START RECORDS TO USE

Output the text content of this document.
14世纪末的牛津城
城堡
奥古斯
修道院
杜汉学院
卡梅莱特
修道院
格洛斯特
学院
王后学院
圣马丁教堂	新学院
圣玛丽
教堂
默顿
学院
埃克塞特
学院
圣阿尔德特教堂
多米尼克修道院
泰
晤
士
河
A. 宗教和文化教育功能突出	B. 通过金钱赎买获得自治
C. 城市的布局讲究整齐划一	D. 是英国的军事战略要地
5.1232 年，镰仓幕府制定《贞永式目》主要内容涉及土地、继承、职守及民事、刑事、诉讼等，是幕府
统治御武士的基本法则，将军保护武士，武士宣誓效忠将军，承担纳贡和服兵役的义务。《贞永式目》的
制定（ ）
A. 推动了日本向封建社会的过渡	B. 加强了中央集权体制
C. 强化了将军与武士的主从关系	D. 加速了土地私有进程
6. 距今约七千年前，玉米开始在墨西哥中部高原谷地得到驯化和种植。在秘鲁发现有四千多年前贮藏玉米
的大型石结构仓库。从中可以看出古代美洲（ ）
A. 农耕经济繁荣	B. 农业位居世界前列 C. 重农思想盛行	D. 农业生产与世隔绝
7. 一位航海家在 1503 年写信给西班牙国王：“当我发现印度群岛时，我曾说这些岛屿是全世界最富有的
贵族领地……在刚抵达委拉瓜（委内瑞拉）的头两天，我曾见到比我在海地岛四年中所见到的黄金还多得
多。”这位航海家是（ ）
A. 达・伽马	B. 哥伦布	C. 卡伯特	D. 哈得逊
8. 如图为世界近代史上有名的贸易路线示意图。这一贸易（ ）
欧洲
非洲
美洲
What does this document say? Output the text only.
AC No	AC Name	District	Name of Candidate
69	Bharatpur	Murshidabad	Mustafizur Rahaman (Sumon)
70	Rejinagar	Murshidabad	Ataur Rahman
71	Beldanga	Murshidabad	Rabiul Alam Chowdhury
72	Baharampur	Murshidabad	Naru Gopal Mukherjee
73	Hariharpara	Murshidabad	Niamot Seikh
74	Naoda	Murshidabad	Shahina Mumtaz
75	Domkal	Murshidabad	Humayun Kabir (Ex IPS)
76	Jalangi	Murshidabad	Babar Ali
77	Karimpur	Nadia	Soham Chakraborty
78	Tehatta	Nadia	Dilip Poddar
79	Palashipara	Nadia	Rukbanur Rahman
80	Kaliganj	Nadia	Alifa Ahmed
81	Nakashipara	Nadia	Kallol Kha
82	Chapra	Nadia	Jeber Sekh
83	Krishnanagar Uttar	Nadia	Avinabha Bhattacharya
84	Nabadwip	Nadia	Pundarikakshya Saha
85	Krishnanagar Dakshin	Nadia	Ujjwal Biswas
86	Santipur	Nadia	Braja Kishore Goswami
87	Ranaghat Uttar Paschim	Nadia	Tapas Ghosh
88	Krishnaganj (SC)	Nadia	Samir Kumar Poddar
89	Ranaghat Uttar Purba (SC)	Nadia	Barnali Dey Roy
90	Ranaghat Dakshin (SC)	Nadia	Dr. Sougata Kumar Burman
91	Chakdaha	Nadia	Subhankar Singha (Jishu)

END RECORDS TO USE

EXERCISE PROMPT: Write the data from above out again, exactly.

WRITTEN RESPONSE:
Output the text content of this document.
14世纪末的牛津城
城堡
奥古斯
修道院
杜汉学院
卡梅莱特
修道院
格洛斯特
学院
王后学院
圣马丁教堂	新学院
圣玛丽
教堂
默顿
学院
埃克塞特
学院
圣阿尔德特教堂
多米尼克修道院
泰
晤
士
河
A. 宗教和文化教育功能突出	B. 通过金钱赎买获得自治
C. 城市的布局讲究整齐划一	D. 是英国的军事战略要地
5.1232 年，镰仓幕府制定《贞永式目》主要内容涉及土地、继承、职守及民事、刑事、诉讼等，是幕府
统治御武士的基本法则，将军保护武士，武士宣誓效忠将军，承担纳贡和服兵役的义务。《贞永式目》的
制定（ ）
A. 推动了日本向封建社会的过渡	B. 加强了中央集权体制
C. 强化了将军与武士的主从关系	D. 加速了土地私有进程
6. 距今约七千年前，玉米开始在墨西哥中部高原谷地得到驯化和种植。在秘鲁发现有四千多年前贮藏玉米
的大型石结构仓库。从中可以看出古代美洲（ ）
A. 农耕经济繁荣	B. 农业位居世界前列 C. 重农思想盛行	D. 农业生产与世隔绝
7. 一位航海家在 1503 年写信给西班牙国王：“当我发现印度群岛时，我曾说这些岛屿是全世界最富有的
贵族领地……在刚抵达委拉瓜（委内瑞拉）的头两天，我曾见到比我在海地岛四年中所见到的黄金还多得
多。”这位航海家是（ ）
A. 达・伽马	B. 哥伦布	C. 卡伯特	D. 哈得逊
8. 如图为世界近代史上有名的贸易路线示意图。这一贸易（ ）
欧洲
非洲
美洲
What does this document say? Output the text only.
AC No	AC Name	District	Name of Candidate
69	Bharatpur	Murshidabad	Mustafizur Rahaman (Sumon)
70	Rejinagar	Murshidabad	Ataur Rahman
71	Beldanga	Murshidabad	Rabiul Alam Chowdhury
72	Baharampur	Murshidabad	Naru Gopal Mukherjee
73	Hariharpara	Murshidabad	Niamot Seikh
74	Naoda	Murshidabad	Shahina Mumtaz
75	Domkal	Murshidabad	Humayun Kabir (Ex IPS)
76	Jalangi	Murshidabad	Babar Ali
77	Karimpur	Nadia	Soham Chakraborty
78	Tehatta	Nadia	Dilip Poddar
79	Palashipara	Nadia	Rukbanur Rahman
80	Kaliganj	Nadia	Alifa Ahmed
81	Nakashipara	Nadia	Kallol Kha
82	Chapra	Nadia	Jeber Sekh
83	Krishnanagar Uttar	Nadia	Avinabha Bhattacharya
84	Nabadwip	Nadia	Pundarikakshya Saha
85	Krishnanagar Dakshin	Nadia	Ujjwal Biswas
86	Santipur	Nadia	Braja Kishore Goswami
87	Ranaghat Uttar Paschim	Nadia	Tapas Ghosh
88	Krishnaganj (SC)	Nadia	Samir Kumar Poddar
89	Ranaghat Uttar Purba (SC)	Nadia	Barnali Dey Roy
90	Ranaghat Dakshin (SC)	Nadia	Dr. Sougata Kumar Burman
91	Chakdaha	Nadia	Subhankar Singha (Jishu)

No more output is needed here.